-- Work to complete --
Where a line below includes the word "digunakan", copy that line.
---
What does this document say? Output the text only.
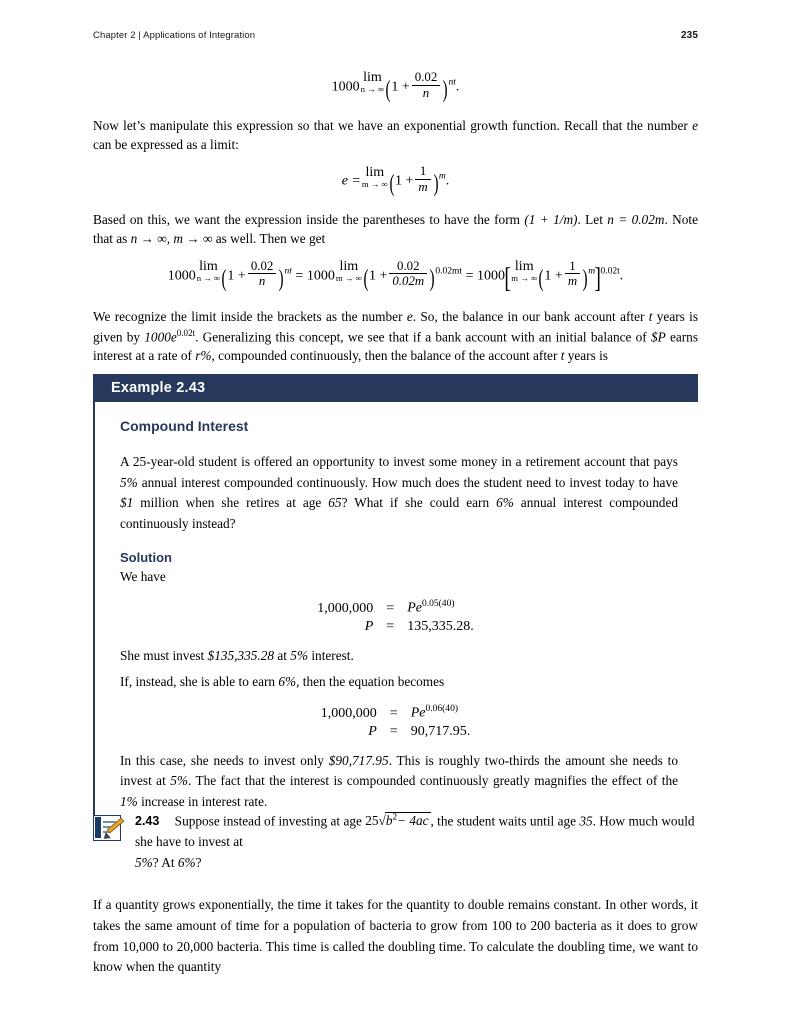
Chapter 2 | Applications of Integration	235
1000
lim
n → ∞ $(1 + \frac{0.02}{n} )^{nt}$.

Now let’s manipulate this expression so that we have an exponential growth function. Recall that the number e can be expressed as a limit:

e =
lim
m → ∞ $(1 + \frac{1}{m} )^m$.

Based on this, we want the expression inside the parentheses to have the form (1 + 1/m). Let n = 0.02m. Note that as n → ∞, m → ∞ as well. Then we get

1000
lim
n → ∞ $(1 + \frac{0.02}{n} )^{nt} = 1000$
lim
m → ∞ $(1 + \frac{0.02}{0.02m} )^{0.02mt} = 1000$[ lim
m → ∞ $(1 + \frac{1}{m} )^m]^{0.02t}$.

We recognize the limit inside the brackets as the number e. So, the balance in our bank account after t years is given by $1000e^{0.02t}$. Generalizing this concept, we see that if a bank account with an initial balance of $P earns interest at a rate of r%, compounded continuously, then the balance of the account after t years is

Example 2.43
Compound Interest

A 25-year-old student is offered an opportunity to invest some money in a retirement account that pays 5% annual interest compounded continuously. How much does the student need to invest today to have $1 million when she retires at age 65? What if she could earn 6% annual interest compounded continuously instead?

Solution

We have

1,000,000	=	$Pe^{0.05(40)}$
P	=	135,335.28.

She must invest $135,335.28 at 5% interest.

If, instead, she is able to earn 6%, then the equation becomes

1,000,000	=	$Pe^{0.06(40)}$
P	=	90,717.95.

In this case, she needs to invest only $90,717.95. This is roughly two-thirds the amount she needs to invest at 5%. The fact that the interest is compounded continuously greatly magnifies the effect of the 1% increase in interest rate.

2.43 Suppose instead of investing at age $25√b^2- 4ac$ , the student waits until age 35. How much would she have to invest at
5%? At 6%?

If a quantity grows exponentially, the time it takes for the quantity to double remains constant. In other words, it takes the same amount of time for a population of bacteria to grow from 100 to 200 bacteria as it does to grow from 10,000 to 20,000 bacteria. This time is called the doubling time. To calculate the doubling time, we want to know when the quantity
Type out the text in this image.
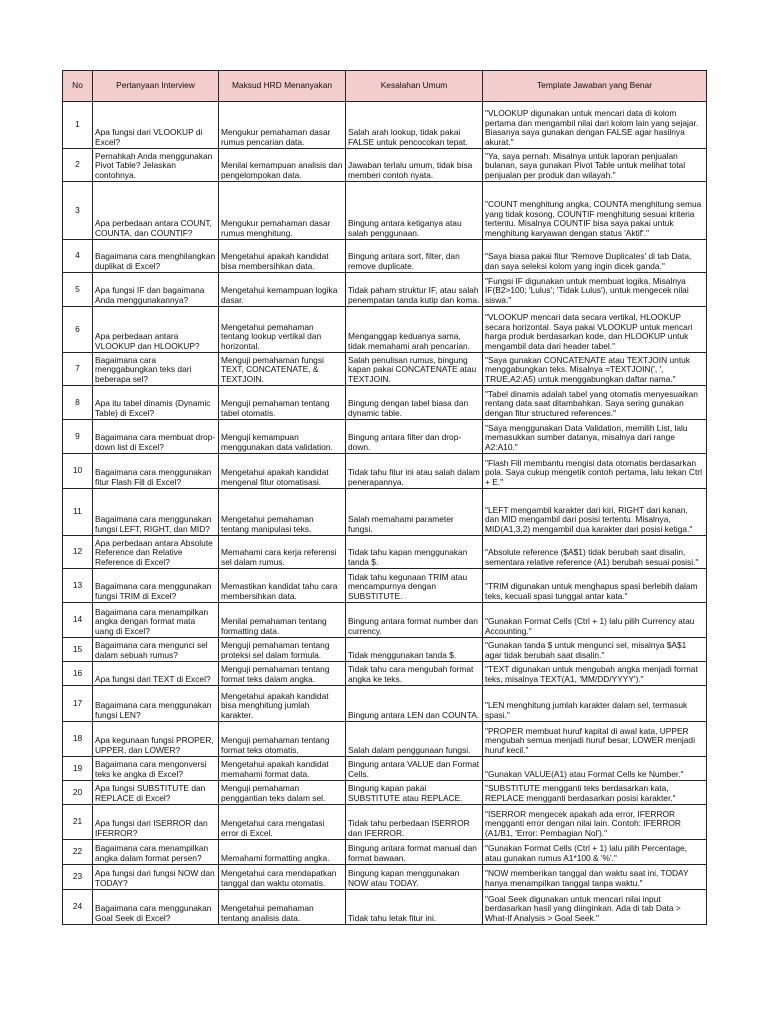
No	Pertanyaan Interview	Maksud HRD Menanyakan	Kesalahan Umum	Template Jawaban yang Benar
1	Apa fungsi dari VLOOKUP di Excel?	Mengukur pemahaman dasar rumus pencarian data.	Salah arah lookup, tidak pakai FALSE untuk pencocokan tepat.	"VLOOKUP digunakan untuk mencari data di kolom pertama dan mengambil nilai dari kolom lain yang sejajar. Biasanya saya gunakan dengan FALSE agar hasilnya akurat."
2	Pernahkah Anda menggunakan Pivot Table? Jelaskan contohnya.	Menilai kemampuan analisis dan pengelompokan data.	Jawaban terlalu umum, tidak bisa memberi contoh nyata.	"Ya, saya pernah. Misalnya untuk laporan penjualan bulanan, saya gunakan Pivot Table untuk melihat total penjualan per produk dan wilayah."
3	Apa perbedaan antara COUNT, COUNTA, dan COUNTIF?	Mengukur pemahaman dasar rumus menghitung.	Bingung antara ketiganya atau salah penggunaan.	"COUNT menghitung angka, COUNTA menghitung semua yang tidak kosong, COUNTIF menghitung sesuai kriteria tertentu. Misalnya COUNTIF bisa saya pakai untuk menghitung karyawan dengan status 'Aktif'."
4	Bagaimana cara menghilangkan duplikat di Excel?	Mengetahui apakah kandidat bisa membersihkan data.	Bingung antara sort, filter, dan remove duplicate.	"Saya biasa pakai fitur 'Remove Duplicates' di tab Data, dan saya seleksi kolom yang ingin dicek ganda."
5	Apa fungsi IF dan bagaimana Anda menggunakannya?	Mengetahui kemampuan logika dasar.	Tidak paham struktur IF, atau salah penempatan tanda kutip dan koma.	"Fungsi IF digunakan untuk membuat logika. Misalnya IF(B2>100; 'Lulus'; 'Tidak Lulus'), untuk mengecek nilai siswa."
6	Apa perbedaan antara VLOOKUP dan HLOOKUP?	Mengetahui pemahaman tentang lookup vertikal dan horizontal.	Menganggap keduanya sama, tidak memahami arah pencarian.	"VLOOKUP mencari data secara vertikal, HLOOKUP secara horizontal. Saya pakai VLOOKUP untuk mencari harga produk berdasarkan kode, dan HLOOKUP untuk mengambil data dari header tabel."
7	Bagaimana cara menggabungkan teks dari beberapa sel?	Menguji pemahaman fungsi TEXT, CONCATENATE, & TEXTJOIN.	Salah penulisan rumus, bingung kapan pakai CONCATENATE atau TEXTJOIN.	"Saya gunakan CONCATENATE atau TEXTJOIN untuk menggabungkan teks. Misalnya =TEXTJOIN(', ', TRUE,A2:A5) untuk menggabungkan daftar nama."
8	Apa itu tabel dinamis (Dynamic Table) di Excel?	Menguji pemahaman tentang tabel otomatis.	Bingung dengan tabel biasa dan dynamic table.	"Tabel dinamis adalah tabel yang otomatis menyesuaikan rentang data saat ditambahkan. Saya sering gunakan dengan fitur structured references."
9	Bagaimana cara membuat drop-down list di Excel?	Menguji kemampuan menggunakan data validation.	Bingung antara filter dan drop-down.	"Saya menggunakan Data Validation, memilih List, lalu memasukkan sumber datanya, misalnya dari range A2:A10."
10	Bagaimana cara menggunakan fitur Flash Fill di Excel?	Mengetahui apakah kandidat mengenal fitur otomatisasi.	Tidak tahu fitur ini atau salah dalam penerapannya.	"Flash Fill membantu mengisi data otomatis berdasarkan pola. Saya cukup mengetik contoh pertama, lalu tekan Ctrl + E."
11	Bagaimana cara menggunakan fungsi LEFT, RIGHT, dan MID?	Mengetahui pemahaman tentang manipulasi teks.	Salah memahami parameter fungsi.	"LEFT mengambil karakter dari kiri, RIGHT dari kanan, dan MID mengambil dari posisi tertentu. Misalnya, MID(A1,3,2) mengambil dua karakter dari posisi ketiga."
12	Apa perbedaan antara Absolute Reference dan Relative Reference di Excel?	Memahami cara kerja referensi sel dalam rumus.	Tidak tahu kapan menggunakan tanda $.	"Absolute reference ($A$1) tidak berubah saat disalin, sementara relative reference (A1) berubah sesuai posisi."
13	Bagaimana cara menggunakan fungsi TRIM di Excel?	Memastikan kandidat tahu cara membersihkan data.	Tidak tahu kegunaan TRIM atau mencampurnya dengan SUBSTITUTE.	"TRIM digunakan untuk menghapus spasi berlebih dalam teks, kecuali spasi tunggal antar kata."
14	Bagaimana cara menampilkan angka dengan format mata uang di Excel?	Menilai pemahaman tentang formatting data.	Bingung antara format number dan currency.	"Gunakan Format Cells (Ctrl + 1) lalu pilih Currency atau Accounting."
15	Bagaimana cara mengunci sel dalam sebuah rumus?	Menguji pemahaman tentang proteksi sel dalam formula.	Tidak menggunakan tanda $.	"Gunakan tanda $ untuk mengunci sel, misalnya $A$1 agar tidak berubah saat disalin."
16	Apa fungsi dari TEXT di Excel?	Menguji pemahaman tentang format teks dalam angka.	Tidak tahu cara mengubah format angka ke teks.	"TEXT digunakan untuk mengubah angka menjadi format teks, misalnya TEXT(A1, 'MM/DD/YYYY')."
17	Bagaimana cara menggunakan fungsi LEN?	Mengetahui apakah kandidat bisa menghitung jumlah karakter.	Bingung antara LEN dan COUNTA.	"LEN menghitung jumlah karakter dalam sel, termasuk spasi."
18	Apa kegunaan fungsi PROPER, UPPER, dan LOWER?	Menguji pemahaman tentang format teks otomatis.	Salah dalam penggunaan fungsi.	"PROPER membuat huruf kapital di awal kata, UPPER mengubah semua menjadi huruf besar, LOWER menjadi huruf kecil."
19	Bagaimana cara mengonversi teks ke angka di Excel?	Mengetahui apakah kandidat memahami format data.	Bingung antara VALUE dan Format Cells.	"Gunakan VALUE(A1) atau Format Cells ke Number."
20	Apa fungsi SUBSTITUTE dan REPLACE di Excel?	Menguji pemahaman penggantian teks dalam sel.	Bingung kapan pakai SUBSTITUTE atau REPLACE.	"SUBSTITUTE mengganti teks berdasarkan kata, REPLACE mengganti berdasarkan posisi karakter."
21	Apa fungsi dari ISERROR dan IFERROR?	Mengetahui cara mengatasi error di Excel.	Tidak tahu perbedaan ISERROR dan IFERROR.	"ISERROR mengecek apakah ada error, IFERROR mengganti error dengan nilai lain. Contoh: IFERROR (A1/B1, 'Error: Pembagian Nol')."
22	Bagaimana cara menampilkan angka dalam format persen?	Memahami formatting angka.	Bingung antara format manual dan format bawaan.	"Gunakan Format Cells (Ctrl + 1) lalu pilih Percentage, atau gunakan rumus A1*100 & '%'."
23	Apa fungsi dari fungsi NOW dan TODAY?	Mengetahui cara mendapatkan tanggal dan waktu otomatis.	Bingung kapan menggunakan NOW atau TODAY.	"NOW memberikan tanggal dan waktu saat ini, TODAY hanya menampilkan tanggal tanpa waktu."
24	Bagaimana cara menggunakan Goal Seek di Excel?	Mengetahui pemahaman tentang analisis data.	Tidak tahu letak fitur ini.	"Goal Seek digunakan untuk mencari nilai input berdasarkan hasil yang diinginkan. Ada di tab Data > What-If Analysis > Goal Seek."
---
-- Task result --
1	Apa fungsi dari VLOOKUP di Excel?	Mengukur pemahaman dasar rumus pencarian data.	Salah arah lookup, tidak pakai FALSE untuk pencocokan tepat.	"VLOOKUP digunakan untuk mencari data di kolom pertama dan mengambil nilai dari kolom lain yang sejajar. Biasanya saya gunakan dengan FALSE agar hasilnya akurat."
5	Apa fungsi IF dan bagaimana Anda menggunakannya?	Mengetahui kemampuan logika dasar.	Tidak paham struktur IF, atau salah penempatan tanda kutip dan koma.	"Fungsi IF digunakan untuk membuat logika. Misalnya IF(B2>100; 'Lulus'; 'Tidak Lulus'), untuk mengecek nilai siswa."
13	Bagaimana cara menggunakan fungsi TRIM di Excel?	Memastikan kandidat tahu cara membersihkan data.	Tidak tahu kegunaan TRIM atau mencampurnya dengan SUBSTITUTE.	"TRIM digunakan untuk menghapus spasi berlebih dalam teks, kecuali spasi tunggal antar kata."
16	Apa fungsi dari TEXT di Excel?	Menguji pemahaman tentang format teks dalam angka.	Tidak tahu cara mengubah format angka ke teks.	"TEXT digunakan untuk mengubah angka menjadi format teks, misalnya TEXT(A1, 'MM/DD/YYYY')."
24	Bagaimana cara menggunakan Goal Seek di Excel?	Mengetahui pemahaman tentang analisis data.	Tidak tahu letak fitur ini.	"Goal Seek digunakan untuk mencari nilai input berdasarkan hasil yang diinginkan. Ada di tab Data > What-If Analysis > Goal Seek."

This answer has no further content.